Problem description. For the data below, work out how many lines contain the word "JSON" and supply only that number.

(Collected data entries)

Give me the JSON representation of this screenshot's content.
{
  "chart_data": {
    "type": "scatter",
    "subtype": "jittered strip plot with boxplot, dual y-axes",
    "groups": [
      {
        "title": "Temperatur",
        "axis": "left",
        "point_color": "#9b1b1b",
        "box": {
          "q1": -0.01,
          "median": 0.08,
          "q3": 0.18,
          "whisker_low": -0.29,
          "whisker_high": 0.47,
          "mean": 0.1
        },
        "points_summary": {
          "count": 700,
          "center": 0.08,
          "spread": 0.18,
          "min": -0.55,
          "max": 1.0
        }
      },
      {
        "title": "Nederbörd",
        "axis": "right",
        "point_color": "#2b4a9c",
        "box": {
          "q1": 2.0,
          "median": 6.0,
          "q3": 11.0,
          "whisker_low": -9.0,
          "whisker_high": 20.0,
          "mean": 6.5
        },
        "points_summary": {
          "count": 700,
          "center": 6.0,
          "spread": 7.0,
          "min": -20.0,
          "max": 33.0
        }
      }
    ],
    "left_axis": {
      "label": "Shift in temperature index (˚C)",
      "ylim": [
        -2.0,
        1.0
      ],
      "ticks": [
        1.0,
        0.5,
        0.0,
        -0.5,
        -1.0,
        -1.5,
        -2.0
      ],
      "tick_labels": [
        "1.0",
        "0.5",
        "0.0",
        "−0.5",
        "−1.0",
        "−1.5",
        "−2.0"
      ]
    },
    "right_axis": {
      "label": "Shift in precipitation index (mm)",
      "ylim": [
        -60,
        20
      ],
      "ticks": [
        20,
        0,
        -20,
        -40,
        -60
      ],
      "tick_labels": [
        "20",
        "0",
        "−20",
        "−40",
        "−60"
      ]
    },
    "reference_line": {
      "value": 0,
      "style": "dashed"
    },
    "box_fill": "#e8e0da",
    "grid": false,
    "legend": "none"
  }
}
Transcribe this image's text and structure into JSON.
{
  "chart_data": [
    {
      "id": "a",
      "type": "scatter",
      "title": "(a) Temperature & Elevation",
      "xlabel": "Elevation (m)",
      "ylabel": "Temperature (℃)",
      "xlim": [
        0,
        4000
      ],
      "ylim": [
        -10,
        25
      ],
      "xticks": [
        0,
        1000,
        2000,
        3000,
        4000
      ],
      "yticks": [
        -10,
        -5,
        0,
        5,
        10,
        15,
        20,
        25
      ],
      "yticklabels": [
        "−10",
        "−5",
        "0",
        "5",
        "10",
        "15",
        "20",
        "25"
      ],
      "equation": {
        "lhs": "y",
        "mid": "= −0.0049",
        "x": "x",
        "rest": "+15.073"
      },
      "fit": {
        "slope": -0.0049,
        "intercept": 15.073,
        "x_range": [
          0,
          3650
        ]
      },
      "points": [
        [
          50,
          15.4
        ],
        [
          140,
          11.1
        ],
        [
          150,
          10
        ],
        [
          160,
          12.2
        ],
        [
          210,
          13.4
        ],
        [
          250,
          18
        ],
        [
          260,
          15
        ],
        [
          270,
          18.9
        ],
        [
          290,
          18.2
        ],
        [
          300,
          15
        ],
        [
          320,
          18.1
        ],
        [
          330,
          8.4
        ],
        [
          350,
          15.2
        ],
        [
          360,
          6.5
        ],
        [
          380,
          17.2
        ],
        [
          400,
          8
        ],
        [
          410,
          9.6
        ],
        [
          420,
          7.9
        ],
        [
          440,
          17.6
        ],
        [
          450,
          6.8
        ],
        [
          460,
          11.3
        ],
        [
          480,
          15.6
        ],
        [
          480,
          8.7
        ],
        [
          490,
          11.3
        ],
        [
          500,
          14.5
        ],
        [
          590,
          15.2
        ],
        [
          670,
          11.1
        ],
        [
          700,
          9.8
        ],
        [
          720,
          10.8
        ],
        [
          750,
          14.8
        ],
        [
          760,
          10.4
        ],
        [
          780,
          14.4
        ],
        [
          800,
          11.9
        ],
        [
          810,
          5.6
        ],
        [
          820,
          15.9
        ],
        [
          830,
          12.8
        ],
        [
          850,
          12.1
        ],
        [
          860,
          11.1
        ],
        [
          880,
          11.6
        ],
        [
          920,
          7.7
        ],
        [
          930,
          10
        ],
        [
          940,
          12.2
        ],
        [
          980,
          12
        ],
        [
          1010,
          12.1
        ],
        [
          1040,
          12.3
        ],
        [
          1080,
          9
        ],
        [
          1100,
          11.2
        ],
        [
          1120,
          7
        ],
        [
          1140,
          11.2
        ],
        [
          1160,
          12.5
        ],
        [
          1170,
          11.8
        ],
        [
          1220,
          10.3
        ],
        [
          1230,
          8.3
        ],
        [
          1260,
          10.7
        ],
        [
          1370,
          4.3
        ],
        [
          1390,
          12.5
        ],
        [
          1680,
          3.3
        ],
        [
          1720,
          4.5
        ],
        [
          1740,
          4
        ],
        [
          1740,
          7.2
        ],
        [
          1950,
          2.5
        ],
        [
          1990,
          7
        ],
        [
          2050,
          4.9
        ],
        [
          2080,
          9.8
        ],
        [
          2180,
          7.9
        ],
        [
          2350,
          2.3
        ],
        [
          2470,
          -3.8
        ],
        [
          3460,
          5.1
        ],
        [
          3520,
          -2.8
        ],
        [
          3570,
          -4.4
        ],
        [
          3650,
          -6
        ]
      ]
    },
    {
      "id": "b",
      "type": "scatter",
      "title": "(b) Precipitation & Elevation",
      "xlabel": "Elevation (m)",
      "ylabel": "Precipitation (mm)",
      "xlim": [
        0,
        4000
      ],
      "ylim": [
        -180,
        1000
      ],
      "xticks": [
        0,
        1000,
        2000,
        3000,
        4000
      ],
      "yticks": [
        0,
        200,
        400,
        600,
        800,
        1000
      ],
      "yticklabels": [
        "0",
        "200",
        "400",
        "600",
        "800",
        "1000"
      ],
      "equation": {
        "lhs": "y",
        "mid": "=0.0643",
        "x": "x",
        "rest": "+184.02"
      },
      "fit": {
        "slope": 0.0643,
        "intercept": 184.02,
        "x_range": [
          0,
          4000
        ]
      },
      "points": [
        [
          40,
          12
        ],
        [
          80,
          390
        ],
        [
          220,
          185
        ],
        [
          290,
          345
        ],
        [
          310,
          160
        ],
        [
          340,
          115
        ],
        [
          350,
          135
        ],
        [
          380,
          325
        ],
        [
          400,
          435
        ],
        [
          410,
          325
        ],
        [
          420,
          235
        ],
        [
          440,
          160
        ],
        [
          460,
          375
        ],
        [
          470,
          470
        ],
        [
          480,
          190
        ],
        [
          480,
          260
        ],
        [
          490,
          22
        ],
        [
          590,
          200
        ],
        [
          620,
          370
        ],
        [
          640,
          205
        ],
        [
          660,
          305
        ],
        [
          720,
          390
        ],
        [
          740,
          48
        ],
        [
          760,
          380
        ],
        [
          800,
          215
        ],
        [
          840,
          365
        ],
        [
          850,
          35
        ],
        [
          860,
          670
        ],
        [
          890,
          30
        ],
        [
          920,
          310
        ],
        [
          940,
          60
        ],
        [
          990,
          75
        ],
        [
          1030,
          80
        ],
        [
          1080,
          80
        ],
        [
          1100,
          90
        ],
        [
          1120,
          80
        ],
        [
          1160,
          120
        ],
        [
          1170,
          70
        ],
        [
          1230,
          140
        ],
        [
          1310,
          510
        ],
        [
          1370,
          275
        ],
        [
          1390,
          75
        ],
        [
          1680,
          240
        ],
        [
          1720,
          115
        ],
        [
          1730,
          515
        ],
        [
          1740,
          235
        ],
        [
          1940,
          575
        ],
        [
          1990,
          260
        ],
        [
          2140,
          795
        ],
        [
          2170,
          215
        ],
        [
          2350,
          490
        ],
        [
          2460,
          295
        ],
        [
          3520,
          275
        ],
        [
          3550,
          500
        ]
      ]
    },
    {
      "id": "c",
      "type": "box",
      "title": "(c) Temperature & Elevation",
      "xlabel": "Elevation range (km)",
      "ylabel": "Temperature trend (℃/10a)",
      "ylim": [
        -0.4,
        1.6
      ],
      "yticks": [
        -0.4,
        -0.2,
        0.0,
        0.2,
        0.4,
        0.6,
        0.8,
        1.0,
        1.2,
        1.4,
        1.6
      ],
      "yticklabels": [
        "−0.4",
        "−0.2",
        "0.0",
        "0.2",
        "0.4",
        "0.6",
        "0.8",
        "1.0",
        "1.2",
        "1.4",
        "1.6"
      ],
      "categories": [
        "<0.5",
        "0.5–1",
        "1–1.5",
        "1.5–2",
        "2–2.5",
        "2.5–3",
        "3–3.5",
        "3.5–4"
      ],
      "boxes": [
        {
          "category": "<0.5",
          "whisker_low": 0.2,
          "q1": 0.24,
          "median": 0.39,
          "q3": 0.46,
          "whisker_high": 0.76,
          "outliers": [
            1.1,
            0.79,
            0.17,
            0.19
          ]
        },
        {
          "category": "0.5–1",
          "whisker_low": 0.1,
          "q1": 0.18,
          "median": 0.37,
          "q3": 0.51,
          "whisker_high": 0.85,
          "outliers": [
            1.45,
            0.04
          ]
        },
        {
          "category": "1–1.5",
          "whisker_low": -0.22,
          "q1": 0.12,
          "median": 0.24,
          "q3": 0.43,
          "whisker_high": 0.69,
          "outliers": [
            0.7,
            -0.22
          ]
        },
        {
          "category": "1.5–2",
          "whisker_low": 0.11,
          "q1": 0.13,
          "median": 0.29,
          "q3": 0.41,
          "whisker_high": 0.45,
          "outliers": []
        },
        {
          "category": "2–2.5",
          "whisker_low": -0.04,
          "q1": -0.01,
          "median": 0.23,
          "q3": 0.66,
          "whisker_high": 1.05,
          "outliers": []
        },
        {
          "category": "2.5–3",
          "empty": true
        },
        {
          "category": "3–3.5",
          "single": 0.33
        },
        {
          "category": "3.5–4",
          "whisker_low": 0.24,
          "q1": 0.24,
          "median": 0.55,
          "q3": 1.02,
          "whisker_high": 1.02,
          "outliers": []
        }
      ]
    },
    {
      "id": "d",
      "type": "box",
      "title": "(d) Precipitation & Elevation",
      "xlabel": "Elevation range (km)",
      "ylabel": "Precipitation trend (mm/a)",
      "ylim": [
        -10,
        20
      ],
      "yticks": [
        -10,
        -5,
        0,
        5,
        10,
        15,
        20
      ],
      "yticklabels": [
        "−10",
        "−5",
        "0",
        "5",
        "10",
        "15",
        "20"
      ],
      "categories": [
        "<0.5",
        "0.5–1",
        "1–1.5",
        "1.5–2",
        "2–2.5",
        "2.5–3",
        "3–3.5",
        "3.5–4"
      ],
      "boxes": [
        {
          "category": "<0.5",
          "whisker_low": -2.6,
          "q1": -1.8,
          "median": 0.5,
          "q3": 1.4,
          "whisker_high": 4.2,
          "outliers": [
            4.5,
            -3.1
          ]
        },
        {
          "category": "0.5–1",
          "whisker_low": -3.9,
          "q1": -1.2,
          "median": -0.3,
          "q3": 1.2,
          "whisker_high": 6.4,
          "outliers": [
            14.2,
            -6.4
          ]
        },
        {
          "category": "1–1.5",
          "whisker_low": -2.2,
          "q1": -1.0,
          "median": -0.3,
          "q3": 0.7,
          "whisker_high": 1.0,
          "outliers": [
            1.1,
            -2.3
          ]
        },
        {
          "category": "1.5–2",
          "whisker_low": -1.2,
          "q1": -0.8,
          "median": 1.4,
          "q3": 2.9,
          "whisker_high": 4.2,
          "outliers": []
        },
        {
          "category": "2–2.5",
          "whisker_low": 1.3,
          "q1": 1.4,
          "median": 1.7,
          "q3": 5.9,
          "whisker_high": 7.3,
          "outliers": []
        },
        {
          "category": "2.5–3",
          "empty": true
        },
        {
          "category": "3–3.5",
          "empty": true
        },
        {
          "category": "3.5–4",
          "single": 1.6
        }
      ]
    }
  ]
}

Exercise result. 2